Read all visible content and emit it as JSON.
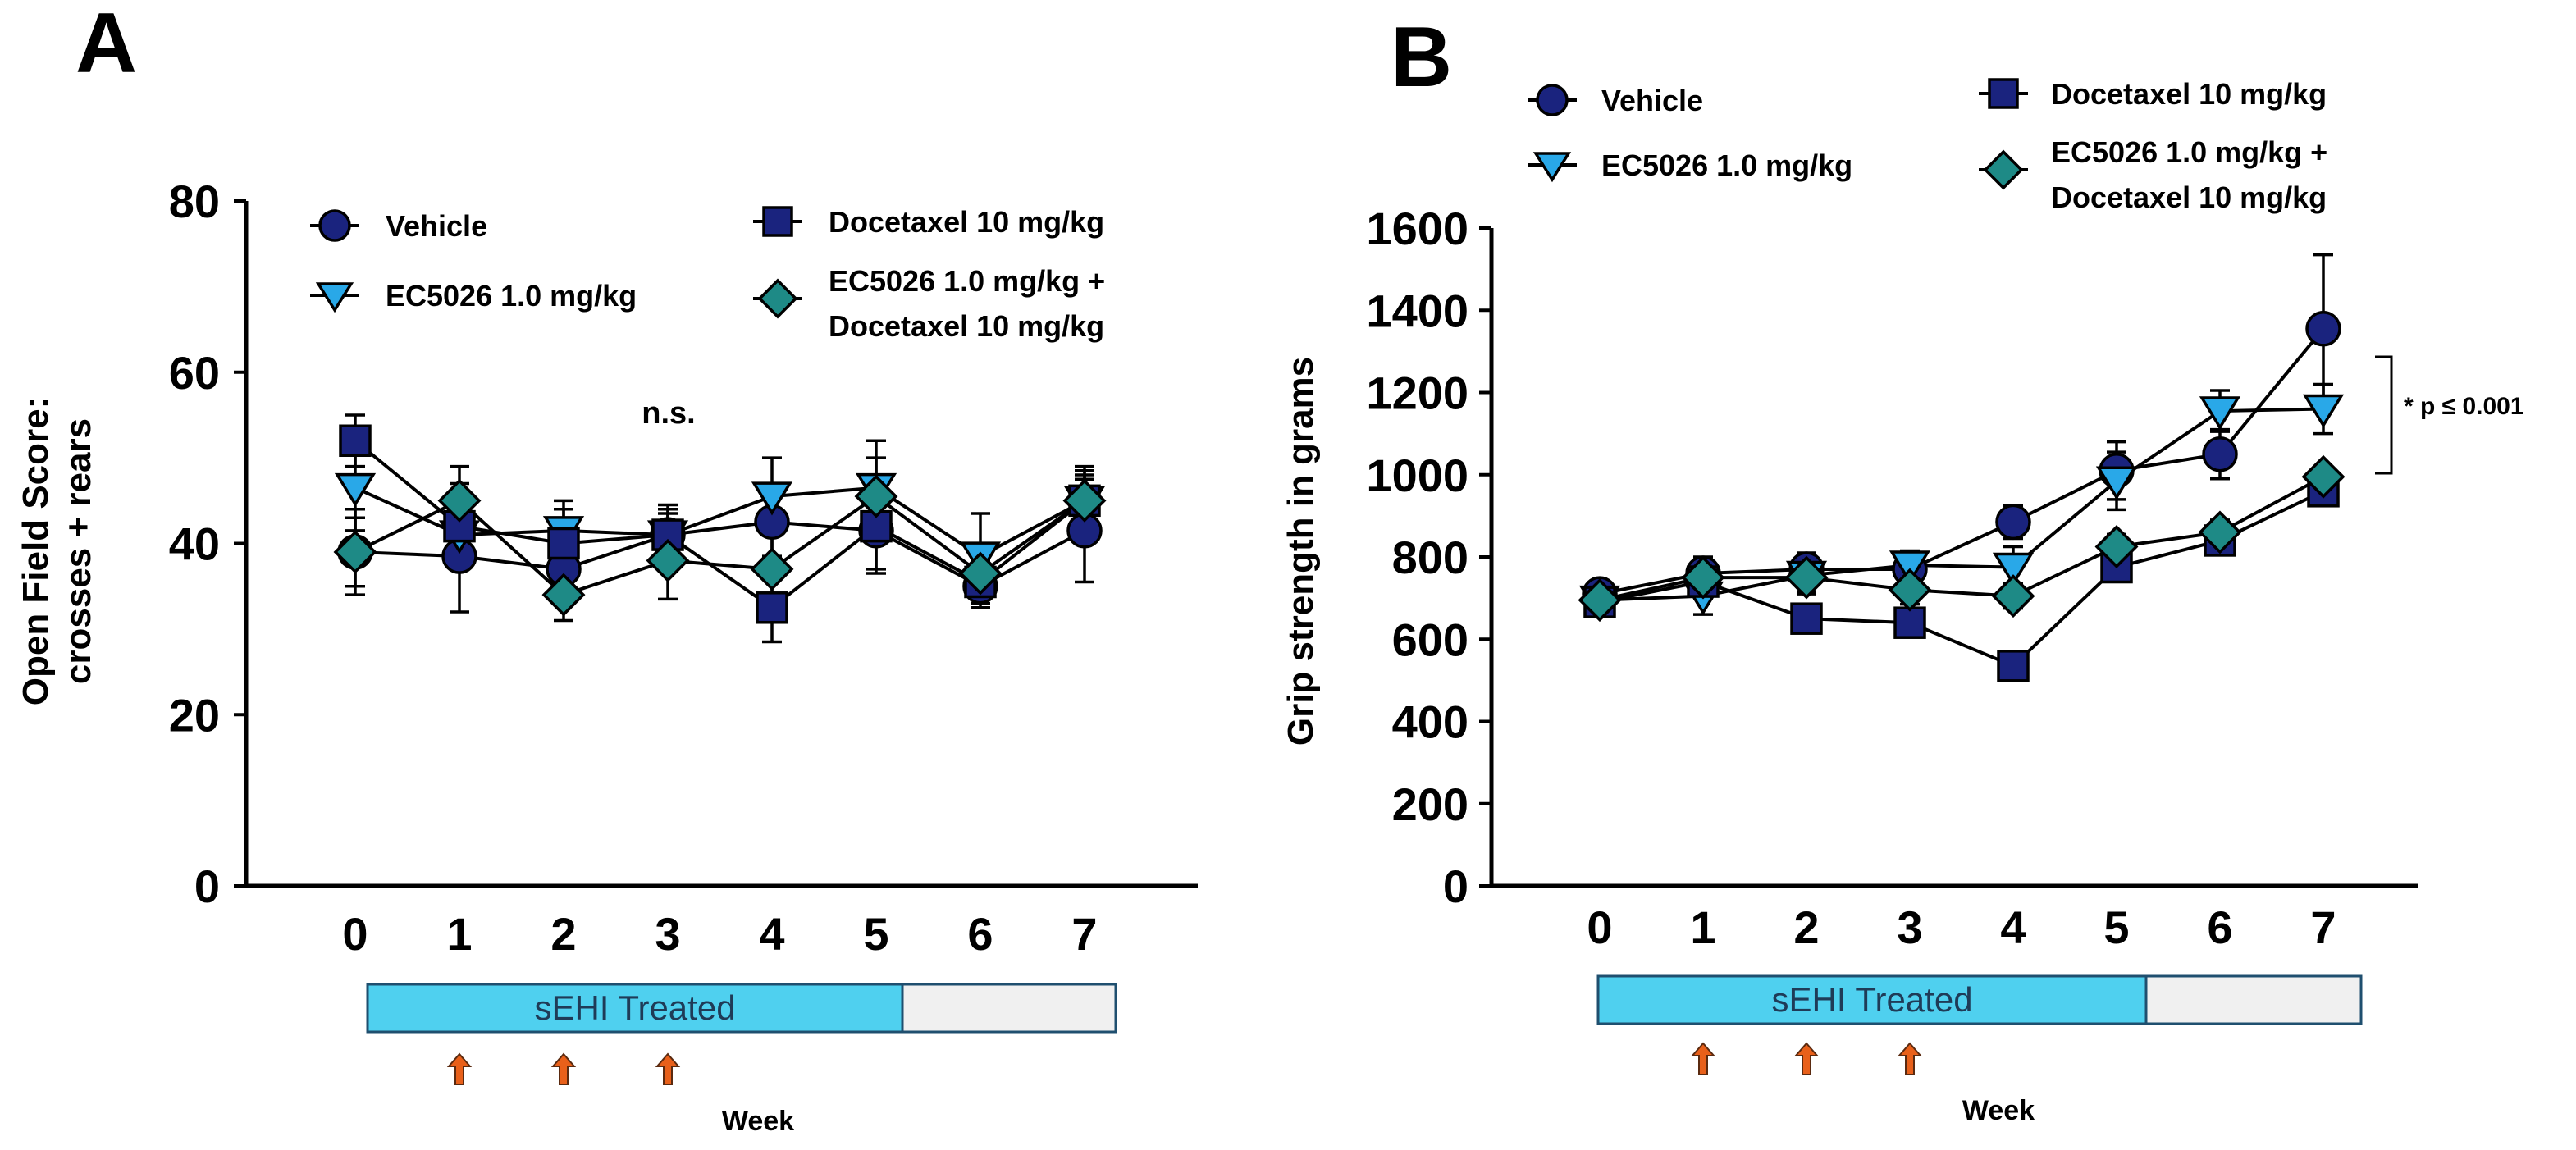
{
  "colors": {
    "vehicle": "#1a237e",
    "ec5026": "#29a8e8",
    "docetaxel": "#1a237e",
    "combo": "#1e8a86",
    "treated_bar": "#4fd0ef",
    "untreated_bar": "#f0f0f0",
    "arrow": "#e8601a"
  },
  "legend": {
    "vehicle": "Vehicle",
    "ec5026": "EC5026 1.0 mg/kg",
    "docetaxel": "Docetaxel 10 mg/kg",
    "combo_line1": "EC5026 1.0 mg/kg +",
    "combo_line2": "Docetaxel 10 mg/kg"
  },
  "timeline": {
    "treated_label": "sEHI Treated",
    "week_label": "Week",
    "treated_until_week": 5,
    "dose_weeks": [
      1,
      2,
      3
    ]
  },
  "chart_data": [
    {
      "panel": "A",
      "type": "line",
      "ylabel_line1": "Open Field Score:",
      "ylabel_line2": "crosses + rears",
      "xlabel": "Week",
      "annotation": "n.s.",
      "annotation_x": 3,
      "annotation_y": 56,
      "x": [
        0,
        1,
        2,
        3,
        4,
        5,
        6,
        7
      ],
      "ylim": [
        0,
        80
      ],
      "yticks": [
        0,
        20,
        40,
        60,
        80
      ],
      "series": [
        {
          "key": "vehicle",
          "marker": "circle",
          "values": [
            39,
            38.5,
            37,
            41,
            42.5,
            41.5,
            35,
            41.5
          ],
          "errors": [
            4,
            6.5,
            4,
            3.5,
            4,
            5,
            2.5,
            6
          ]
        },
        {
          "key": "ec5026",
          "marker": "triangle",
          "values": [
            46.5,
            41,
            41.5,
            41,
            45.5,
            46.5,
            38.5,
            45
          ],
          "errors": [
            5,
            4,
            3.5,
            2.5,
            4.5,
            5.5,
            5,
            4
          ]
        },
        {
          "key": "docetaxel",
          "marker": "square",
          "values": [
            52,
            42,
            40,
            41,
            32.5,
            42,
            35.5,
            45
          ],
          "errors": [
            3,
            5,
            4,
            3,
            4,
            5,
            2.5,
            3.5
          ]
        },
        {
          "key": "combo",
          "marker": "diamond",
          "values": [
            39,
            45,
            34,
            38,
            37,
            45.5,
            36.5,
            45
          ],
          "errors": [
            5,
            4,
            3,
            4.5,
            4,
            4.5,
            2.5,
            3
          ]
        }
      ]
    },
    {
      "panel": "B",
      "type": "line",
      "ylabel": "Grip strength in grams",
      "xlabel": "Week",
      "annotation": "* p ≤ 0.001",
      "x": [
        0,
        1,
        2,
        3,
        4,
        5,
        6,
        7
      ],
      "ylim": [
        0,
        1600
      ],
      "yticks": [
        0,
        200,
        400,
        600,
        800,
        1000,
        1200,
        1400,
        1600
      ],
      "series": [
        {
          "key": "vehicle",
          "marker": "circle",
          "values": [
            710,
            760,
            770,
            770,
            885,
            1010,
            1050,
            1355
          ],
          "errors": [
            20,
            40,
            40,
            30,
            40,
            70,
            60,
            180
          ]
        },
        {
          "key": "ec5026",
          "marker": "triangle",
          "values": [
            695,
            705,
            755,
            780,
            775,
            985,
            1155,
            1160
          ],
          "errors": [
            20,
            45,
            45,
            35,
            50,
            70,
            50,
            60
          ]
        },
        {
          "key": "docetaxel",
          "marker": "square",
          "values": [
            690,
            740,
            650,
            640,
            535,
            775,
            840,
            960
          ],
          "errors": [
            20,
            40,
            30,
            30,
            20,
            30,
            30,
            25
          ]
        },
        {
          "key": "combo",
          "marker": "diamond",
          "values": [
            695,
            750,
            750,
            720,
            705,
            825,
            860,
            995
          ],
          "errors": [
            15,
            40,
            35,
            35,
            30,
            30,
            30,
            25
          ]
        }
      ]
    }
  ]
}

++++++++++++++++++++

Exclude the pictures and transcribe all of the entries exactly.

## COMPLETE ANSWER
Read all visible content and emit it as JSON.
{
  "colors": {
    "vehicle": "#1a237e",
    "ec5026": "#29a8e8",
    "docetaxel": "#1a237e",
    "combo": "#1e8a86",
    "treated_bar": "#4fd0ef",
    "untreated_bar": "#f0f0f0",
    "arrow": "#e8601a"
  },
  "legend": {
    "vehicle": "Vehicle",
    "ec5026": "EC5026 1.0 mg/kg",
    "docetaxel": "Docetaxel 10 mg/kg",
    "combo_line1": "EC5026 1.0 mg/kg +",
    "combo_line2": "Docetaxel 10 mg/kg"
  },
  "timeline": {
    "treated_label": "sEHI Treated",
    "week_label": "Week",
    "treated_until_week": 5,
    "dose_weeks": [
      1,
      2,
      3
    ]
  },
  "chart_data": [
    {
      "panel": "A",
      "type": "line",
      "ylabel_line1": "Open Field Score:",
      "ylabel_line2": "crosses + rears",
      "xlabel": "Week",
      "annotation": "n.s.",
      "annotation_x": 3,
      "annotation_y": 56,
      "x": [
        0,
        1,
        2,
        3,
        4,
        5,
        6,
        7
      ],
      "ylim": [
        0,
        80
      ],
      "yticks": [
        0,
        20,
        40,
        60,
        80
      ],
      "series": [
        {
          "key": "vehicle",
          "marker": "circle",
          "values": [
            39,
            38.5,
            37,
            41,
            42.5,
            41.5,
            35,
            41.5
          ],
          "errors": [
            4,
            6.5,
            4,
            3.5,
            4,
            5,
            2.5,
            6
          ]
        },
        {
          "key": "ec5026",
          "marker": "triangle",
          "values": [
            46.5,
            41,
            41.5,
            41,
            45.5,
            46.5,
            38.5,
            45
          ],
          "errors": [
            5,
            4,
            3.5,
            2.5,
            4.5,
            5.5,
            5,
            4
          ]
        },
        {
          "key": "docetaxel",
          "marker": "square",
          "values": [
            52,
            42,
            40,
            41,
            32.5,
            42,
            35.5,
            45
          ],
          "errors": [
            3,
            5,
            4,
            3,
            4,
            5,
            2.5,
            3.5
          ]
        },
        {
          "key": "combo",
          "marker": "diamond",
          "values": [
            39,
            45,
            34,
            38,
            37,
            45.5,
            36.5,
            45
          ],
          "errors": [
            5,
            4,
            3,
            4.5,
            4,
            4.5,
            2.5,
            3
          ]
        }
      ]
    },
    {
      "panel": "B",
      "type": "line",
      "ylabel": "Grip strength in grams",
      "xlabel": "Week",
      "annotation": "* p ≤ 0.001",
      "x": [
        0,
        1,
        2,
        3,
        4,
        5,
        6,
        7
      ],
      "ylim": [
        0,
        1600
      ],
      "yticks": [
        0,
        200,
        400,
        600,
        800,
        1000,
        1200,
        1400,
        1600
      ],
      "series": [
        {
          "key": "vehicle",
          "marker": "circle",
          "values": [
            710,
            760,
            770,
            770,
            885,
            1010,
            1050,
            1355
          ],
          "errors": [
            20,
            40,
            40,
            30,
            40,
            70,
            60,
            180
          ]
        },
        {
          "key": "ec5026",
          "marker": "triangle",
          "values": [
            695,
            705,
            755,
            780,
            775,
            985,
            1155,
            1160
          ],
          "errors": [
            20,
            45,
            45,
            35,
            50,
            70,
            50,
            60
          ]
        },
        {
          "key": "docetaxel",
          "marker": "square",
          "values": [
            690,
            740,
            650,
            640,
            535,
            775,
            840,
            960
          ],
          "errors": [
            20,
            40,
            30,
            30,
            20,
            30,
            30,
            25
          ]
        },
        {
          "key": "combo",
          "marker": "diamond",
          "values": [
            695,
            750,
            750,
            720,
            705,
            825,
            860,
            995
          ],
          "errors": [
            15,
            40,
            35,
            35,
            30,
            30,
            30,
            25
          ]
        }
      ]
    }
  ]
}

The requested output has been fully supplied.